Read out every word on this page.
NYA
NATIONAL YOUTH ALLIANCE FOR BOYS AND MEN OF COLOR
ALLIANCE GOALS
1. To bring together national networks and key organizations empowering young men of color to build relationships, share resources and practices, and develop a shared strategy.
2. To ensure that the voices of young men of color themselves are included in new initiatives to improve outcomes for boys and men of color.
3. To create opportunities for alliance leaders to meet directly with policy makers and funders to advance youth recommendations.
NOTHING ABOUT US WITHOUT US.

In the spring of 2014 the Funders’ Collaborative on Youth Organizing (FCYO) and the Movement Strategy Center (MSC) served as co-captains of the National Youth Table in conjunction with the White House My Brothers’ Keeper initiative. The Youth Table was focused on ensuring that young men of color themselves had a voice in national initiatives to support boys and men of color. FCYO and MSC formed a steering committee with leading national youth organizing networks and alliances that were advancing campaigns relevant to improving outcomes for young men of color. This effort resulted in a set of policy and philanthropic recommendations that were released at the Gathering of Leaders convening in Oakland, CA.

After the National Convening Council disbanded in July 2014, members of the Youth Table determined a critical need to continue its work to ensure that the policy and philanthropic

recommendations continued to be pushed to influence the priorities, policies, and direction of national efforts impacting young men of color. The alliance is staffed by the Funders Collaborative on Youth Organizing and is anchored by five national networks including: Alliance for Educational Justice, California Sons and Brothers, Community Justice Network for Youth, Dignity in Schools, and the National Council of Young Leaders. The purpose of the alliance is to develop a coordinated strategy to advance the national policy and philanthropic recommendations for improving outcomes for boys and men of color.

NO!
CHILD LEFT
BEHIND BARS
______________________________
List each line of the entries that holds the string "Collaborative".

In the spring of 2014 the Funders’ Collaborative on Youth Organizing (FCYO) and the Movement Strategy Center (MSC) served as co-captains of the National Youth Table in conjunction with the White House My Brothers’ Keeper initiative. The Youth Table was focused on ensuring that young men of color themselves had a voice in national initiatives to support boys and men of color. FCYO and MSC formed a steering committee with leading national youth organizing networks and alliances that were advancing campaigns relevant to improving outcomes for young men of color. This effort resulted in a set of policy and philanthropic recommendations that were released at the Gathering of Leaders convening in Oakland, CA.
recommendations continued to be pushed to influence the priorities, policies, and direction of national efforts impacting young men of color. The alliance is staffed by the Funders Collaborative on Youth Organizing and is anchored by five national networks including: Alliance for Educational Justice, California Sons and Brothers, Community Justice Network for Youth, Dignity in Schools, and the National Council of Young Leaders. The purpose of the alliance is to develop a coordinated strategy to advance the national policy and philanthropic recommendations for improving outcomes for boys and men of color.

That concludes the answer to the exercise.